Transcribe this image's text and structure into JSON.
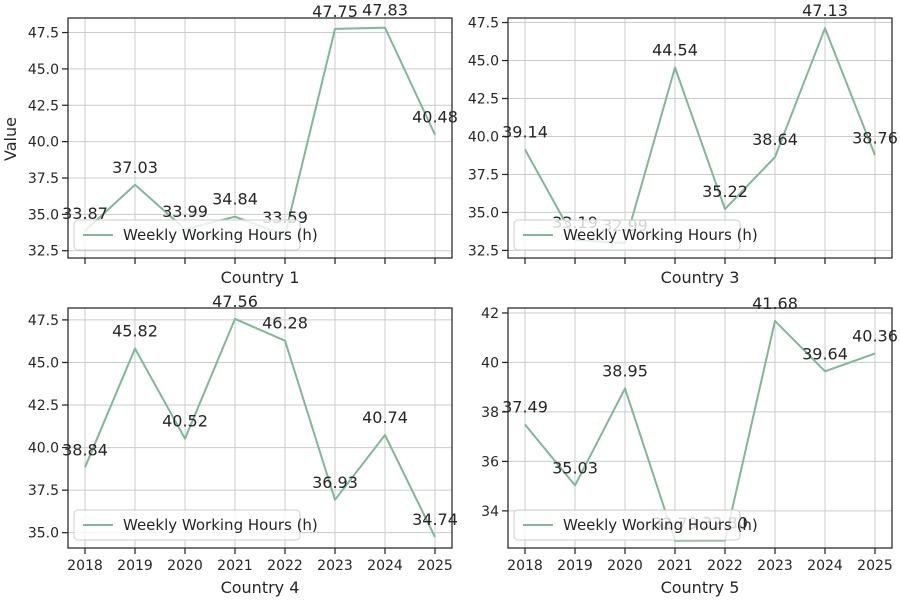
{
  "figure": {
    "ylabel": "Value",
    "line_color": "#7fb896"
  },
  "chart_data": [
    {
      "type": "line",
      "xlabel": "Country 1",
      "x": [
        2018,
        2019,
        2020,
        2021,
        2022,
        2023,
        2024,
        2025
      ],
      "series": [
        {
          "name": "Weekly Working Hours (h)",
          "values": [
            33.87,
            37.03,
            33.99,
            34.84,
            33.59,
            47.75,
            47.83,
            40.48
          ]
        }
      ],
      "value_labels": [
        "33.87",
        "37.03",
        "33.99",
        "34.84",
        "33.59",
        "47.75",
        "47.83",
        "40.48"
      ],
      "ylim": [
        32.0,
        48.5
      ],
      "yticks": [
        32.5,
        35.0,
        37.5,
        40.0,
        42.5,
        45.0,
        47.5
      ],
      "ytick_labels": [
        "32.5",
        "35.0",
        "37.5",
        "40.0",
        "42.5",
        "45.0",
        "47.5"
      ],
      "show_xtick_labels": false,
      "grid": true,
      "legend": "lower-left"
    },
    {
      "type": "line",
      "xlabel": "Country 3",
      "x": [
        2018,
        2019,
        2020,
        2021,
        2022,
        2023,
        2024,
        2025
      ],
      "series": [
        {
          "name": "Weekly Working Hours (h)",
          "values": [
            39.14,
            33.19,
            32.99,
            44.54,
            35.22,
            38.64,
            47.13,
            38.76
          ]
        }
      ],
      "value_labels": [
        "39.14",
        "33.19",
        "32.99",
        "44.54",
        "35.22",
        "38.64",
        "47.13",
        "38.76"
      ],
      "ylim": [
        32.0,
        47.8
      ],
      "yticks": [
        32.5,
        35.0,
        37.5,
        40.0,
        42.5,
        45.0,
        47.5
      ],
      "ytick_labels": [
        "32.5",
        "35.0",
        "37.5",
        "40.0",
        "42.5",
        "45.0",
        "47.5"
      ],
      "show_xtick_labels": false,
      "grid": true,
      "legend": "lower-left"
    },
    {
      "type": "line",
      "xlabel": "Country 4",
      "x": [
        2018,
        2019,
        2020,
        2021,
        2022,
        2023,
        2024,
        2025
      ],
      "series": [
        {
          "name": "Weekly Working Hours (h)",
          "values": [
            38.84,
            45.82,
            40.52,
            47.56,
            46.28,
            36.93,
            40.74,
            34.74
          ]
        }
      ],
      "value_labels": [
        "38.84",
        "45.82",
        "40.52",
        "47.56",
        "46.28",
        "36.93",
        "40.74",
        "34.74"
      ],
      "ylim": [
        34.1,
        48.2
      ],
      "yticks": [
        35.0,
        37.5,
        40.0,
        42.5,
        45.0,
        47.5
      ],
      "ytick_labels": [
        "35.0",
        "37.5",
        "40.0",
        "42.5",
        "45.0",
        "47.5"
      ],
      "xtick_labels": [
        "2018",
        "2019",
        "2020",
        "2021",
        "2022",
        "2023",
        "2024",
        "2025"
      ],
      "show_xtick_labels": true,
      "grid": true,
      "legend": "lower-left"
    },
    {
      "type": "line",
      "xlabel": "Country 5",
      "x": [
        2018,
        2019,
        2020,
        2021,
        2022,
        2023,
        2024,
        2025
      ],
      "series": [
        {
          "name": "Weekly Working Hours (h)",
          "values": [
            37.49,
            35.03,
            38.95,
            32.79,
            32.8,
            41.68,
            39.64,
            40.36
          ]
        }
      ],
      "value_labels": [
        "37.49",
        "35.03",
        "38.95",
        "32.79",
        "32.80",
        "41.68",
        "39.64",
        "40.36"
      ],
      "ylim": [
        32.5,
        42.2
      ],
      "yticks": [
        34,
        36,
        38,
        40,
        42
      ],
      "ytick_labels": [
        "34",
        "36",
        "38",
        "40",
        "42"
      ],
      "xtick_labels": [
        "2018",
        "2019",
        "2020",
        "2021",
        "2022",
        "2023",
        "2024",
        "2025"
      ],
      "show_xtick_labels": true,
      "grid": true,
      "legend": "lower-left"
    }
  ]
}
====
**TASK GOAL**
Leave out the pictures and give the listing above again exactly.

**SOLUTION**
Transcribe this image's text and structure into JSON.
{
  "figure": {
    "ylabel": "Value",
    "line_color": "#7fb896"
  },
  "chart_data": [
    {
      "type": "line",
      "xlabel": "Country 1",
      "x": [
        2018,
        2019,
        2020,
        2021,
        2022,
        2023,
        2024,
        2025
      ],
      "series": [
        {
          "name": "Weekly Working Hours (h)",
          "values": [
            33.87,
            37.03,
            33.99,
            34.84,
            33.59,
            47.75,
            47.83,
            40.48
          ]
        }
      ],
      "value_labels": [
        "33.87",
        "37.03",
        "33.99",
        "34.84",
        "33.59",
        "47.75",
        "47.83",
        "40.48"
      ],
      "ylim": [
        32.0,
        48.5
      ],
      "yticks": [
        32.5,
        35.0,
        37.5,
        40.0,
        42.5,
        45.0,
        47.5
      ],
      "ytick_labels": [
        "32.5",
        "35.0",
        "37.5",
        "40.0",
        "42.5",
        "45.0",
        "47.5"
      ],
      "show_xtick_labels": false,
      "grid": true,
      "legend": "lower-left"
    },
    {
      "type": "line",
      "xlabel": "Country 3",
      "x": [
        2018,
        2019,
        2020,
        2021,
        2022,
        2023,
        2024,
        2025
      ],
      "series": [
        {
          "name": "Weekly Working Hours (h)",
          "values": [
            39.14,
            33.19,
            32.99,
            44.54,
            35.22,
            38.64,
            47.13,
            38.76
          ]
        }
      ],
      "value_labels": [
        "39.14",
        "33.19",
        "32.99",
        "44.54",
        "35.22",
        "38.64",
        "47.13",
        "38.76"
      ],
      "ylim": [
        32.0,
        47.8
      ],
      "yticks": [
        32.5,
        35.0,
        37.5,
        40.0,
        42.5,
        45.0,
        47.5
      ],
      "ytick_labels": [
        "32.5",
        "35.0",
        "37.5",
        "40.0",
        "42.5",
        "45.0",
        "47.5"
      ],
      "show_xtick_labels": false,
      "grid": true,
      "legend": "lower-left"
    },
    {
      "type": "line",
      "xlabel": "Country 4",
      "x": [
        2018,
        2019,
        2020,
        2021,
        2022,
        2023,
        2024,
        2025
      ],
      "series": [
        {
          "name": "Weekly Working Hours (h)",
          "values": [
            38.84,
            45.82,
            40.52,
            47.56,
            46.28,
            36.93,
            40.74,
            34.74
          ]
        }
      ],
      "value_labels": [
        "38.84",
        "45.82",
        "40.52",
        "47.56",
        "46.28",
        "36.93",
        "40.74",
        "34.74"
      ],
      "ylim": [
        34.1,
        48.2
      ],
      "yticks": [
        35.0,
        37.5,
        40.0,
        42.5,
        45.0,
        47.5
      ],
      "ytick_labels": [
        "35.0",
        "37.5",
        "40.0",
        "42.5",
        "45.0",
        "47.5"
      ],
      "xtick_labels": [
        "2018",
        "2019",
        "2020",
        "2021",
        "2022",
        "2023",
        "2024",
        "2025"
      ],
      "show_xtick_labels": true,
      "grid": true,
      "legend": "lower-left"
    },
    {
      "type": "line",
      "xlabel": "Country 5",
      "x": [
        2018,
        2019,
        2020,
        2021,
        2022,
        2023,
        2024,
        2025
      ],
      "series": [
        {
          "name": "Weekly Working Hours (h)",
          "values": [
            37.49,
            35.03,
            38.95,
            32.79,
            32.8,
            41.68,
            39.64,
            40.36
          ]
        }
      ],
      "value_labels": [
        "37.49",
        "35.03",
        "38.95",
        "32.79",
        "32.80",
        "41.68",
        "39.64",
        "40.36"
      ],
      "ylim": [
        32.5,
        42.2
      ],
      "yticks": [
        34,
        36,
        38,
        40,
        42
      ],
      "ytick_labels": [
        "34",
        "36",
        "38",
        "40",
        "42"
      ],
      "xtick_labels": [
        "2018",
        "2019",
        "2020",
        "2021",
        "2022",
        "2023",
        "2024",
        "2025"
      ],
      "show_xtick_labels": true,
      "grid": true,
      "legend": "lower-left"
    }
  ]
}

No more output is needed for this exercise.